→ Problem statement: Pull every line of the entries that has the word "flag".

Dataset entries on figures:

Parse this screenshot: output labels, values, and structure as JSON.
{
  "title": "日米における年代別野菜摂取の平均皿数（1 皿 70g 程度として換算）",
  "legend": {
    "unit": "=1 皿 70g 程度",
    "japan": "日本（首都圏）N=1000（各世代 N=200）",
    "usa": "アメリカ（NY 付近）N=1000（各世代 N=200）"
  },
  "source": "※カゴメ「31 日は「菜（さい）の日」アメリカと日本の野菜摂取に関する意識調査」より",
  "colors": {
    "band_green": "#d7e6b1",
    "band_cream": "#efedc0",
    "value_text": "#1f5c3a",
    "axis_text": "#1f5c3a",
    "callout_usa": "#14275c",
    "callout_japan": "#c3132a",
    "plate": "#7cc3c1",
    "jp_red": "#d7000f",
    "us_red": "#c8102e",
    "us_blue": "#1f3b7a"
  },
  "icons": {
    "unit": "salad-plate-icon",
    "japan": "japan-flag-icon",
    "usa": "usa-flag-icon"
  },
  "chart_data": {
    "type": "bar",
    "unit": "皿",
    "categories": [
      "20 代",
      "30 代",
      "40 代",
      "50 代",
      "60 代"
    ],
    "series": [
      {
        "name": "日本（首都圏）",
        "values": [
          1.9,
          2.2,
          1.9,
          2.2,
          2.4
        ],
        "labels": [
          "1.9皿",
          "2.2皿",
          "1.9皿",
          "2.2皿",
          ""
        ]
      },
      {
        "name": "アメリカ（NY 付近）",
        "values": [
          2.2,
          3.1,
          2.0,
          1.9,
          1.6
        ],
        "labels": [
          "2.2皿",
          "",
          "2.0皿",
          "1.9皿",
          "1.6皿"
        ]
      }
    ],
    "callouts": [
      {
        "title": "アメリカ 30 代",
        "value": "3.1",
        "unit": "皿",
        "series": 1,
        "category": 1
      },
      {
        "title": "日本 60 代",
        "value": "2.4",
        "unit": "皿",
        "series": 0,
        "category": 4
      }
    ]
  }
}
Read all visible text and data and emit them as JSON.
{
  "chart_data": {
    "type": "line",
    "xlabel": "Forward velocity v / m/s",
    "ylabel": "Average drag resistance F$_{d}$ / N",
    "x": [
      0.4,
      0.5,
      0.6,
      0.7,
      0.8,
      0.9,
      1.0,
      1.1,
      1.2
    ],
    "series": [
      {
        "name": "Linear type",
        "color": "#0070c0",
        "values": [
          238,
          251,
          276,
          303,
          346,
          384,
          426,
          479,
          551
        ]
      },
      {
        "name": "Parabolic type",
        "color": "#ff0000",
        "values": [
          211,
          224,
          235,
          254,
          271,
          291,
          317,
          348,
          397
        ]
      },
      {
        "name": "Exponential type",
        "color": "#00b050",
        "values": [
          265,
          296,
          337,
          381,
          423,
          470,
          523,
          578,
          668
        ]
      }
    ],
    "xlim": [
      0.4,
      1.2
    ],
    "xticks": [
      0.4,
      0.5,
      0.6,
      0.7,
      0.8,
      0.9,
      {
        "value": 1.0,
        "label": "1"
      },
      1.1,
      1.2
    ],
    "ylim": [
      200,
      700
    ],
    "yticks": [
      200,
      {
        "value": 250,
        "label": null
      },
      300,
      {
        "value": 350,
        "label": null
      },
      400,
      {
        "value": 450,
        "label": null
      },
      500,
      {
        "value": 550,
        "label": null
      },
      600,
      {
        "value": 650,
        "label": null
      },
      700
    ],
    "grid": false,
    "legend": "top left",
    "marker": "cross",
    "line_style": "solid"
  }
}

→ Output of the task:
    "japan": "japan-flag-icon",
    "usa": "usa-flag-icon"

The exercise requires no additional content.